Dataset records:
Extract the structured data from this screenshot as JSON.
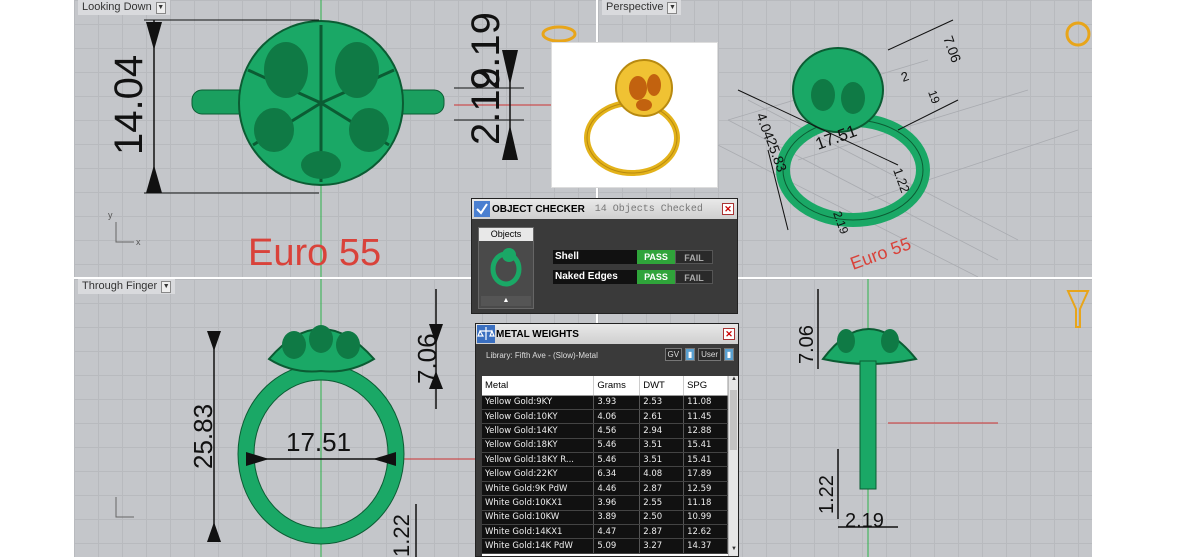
{
  "viewports": {
    "top_left": {
      "title": "Looking Down",
      "dims": [
        "14.04",
        "2.19"
      ],
      "label": "Euro 55"
    },
    "top_right": {
      "title": "Perspective",
      "dims": [
        "7.06",
        "2",
        "19",
        "17.51",
        "1.22",
        "4.04",
        "25.83",
        "2.19"
      ],
      "label": "Euro 55"
    },
    "bottom_left": {
      "title": "Through Finger",
      "dims": [
        "7.06",
        "25.83",
        "17.51",
        "1.22"
      ]
    },
    "bottom_right": {
      "title": "",
      "dims": [
        "7.06",
        "1.22",
        "2.19"
      ]
    }
  },
  "object_checker": {
    "title": "OBJECT CHECKER",
    "subtitle": "14 Objects Checked",
    "objects_tab": "Objects",
    "checks": [
      {
        "label": "Shell",
        "pass": "PASS",
        "fail": "FAIL"
      },
      {
        "label": "Naked Edges",
        "pass": "PASS",
        "fail": "FAIL"
      }
    ]
  },
  "metal_weights": {
    "title": "METAL WEIGHTS",
    "library": "Library: Fifth Ave - (Slow)-Metal",
    "unit_a": "GV",
    "unit_b": "User",
    "columns": [
      "Metal",
      "Grams",
      "DWT",
      "SPG"
    ],
    "rows": [
      [
        "Yellow Gold:9KY",
        "3.93",
        "2.53",
        "11.08"
      ],
      [
        "Yellow Gold:10KY",
        "4.06",
        "2.61",
        "11.45"
      ],
      [
        "Yellow Gold:14KY",
        "4.56",
        "2.94",
        "12.88"
      ],
      [
        "Yellow Gold:18KY",
        "5.46",
        "3.51",
        "15.41"
      ],
      [
        "Yellow Gold:18KY R...",
        "5.46",
        "3.51",
        "15.41"
      ],
      [
        "Yellow Gold:22KY",
        "6.34",
        "4.08",
        "17.89"
      ],
      [
        "White Gold:9K PdW",
        "4.46",
        "2.87",
        "12.59"
      ],
      [
        "White Gold:10KX1",
        "3.96",
        "2.55",
        "11.18"
      ],
      [
        "White Gold:10KW",
        "3.89",
        "2.50",
        "10.99"
      ],
      [
        "White Gold:14KX1",
        "4.47",
        "2.87",
        "12.62"
      ],
      [
        "White Gold:14K PdW",
        "5.09",
        "3.27",
        "14.37"
      ]
    ]
  },
  "colors": {
    "ring_green": "#1aa866",
    "viewport_bg": "#c4c6ca",
    "pass_green": "#2fa43a",
    "euro_red": "#d9423a"
  }
}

**Aim**
Work out how many lines of the data above contain the string "Yellow" and give the number alone.

**Answer to this exercise**
6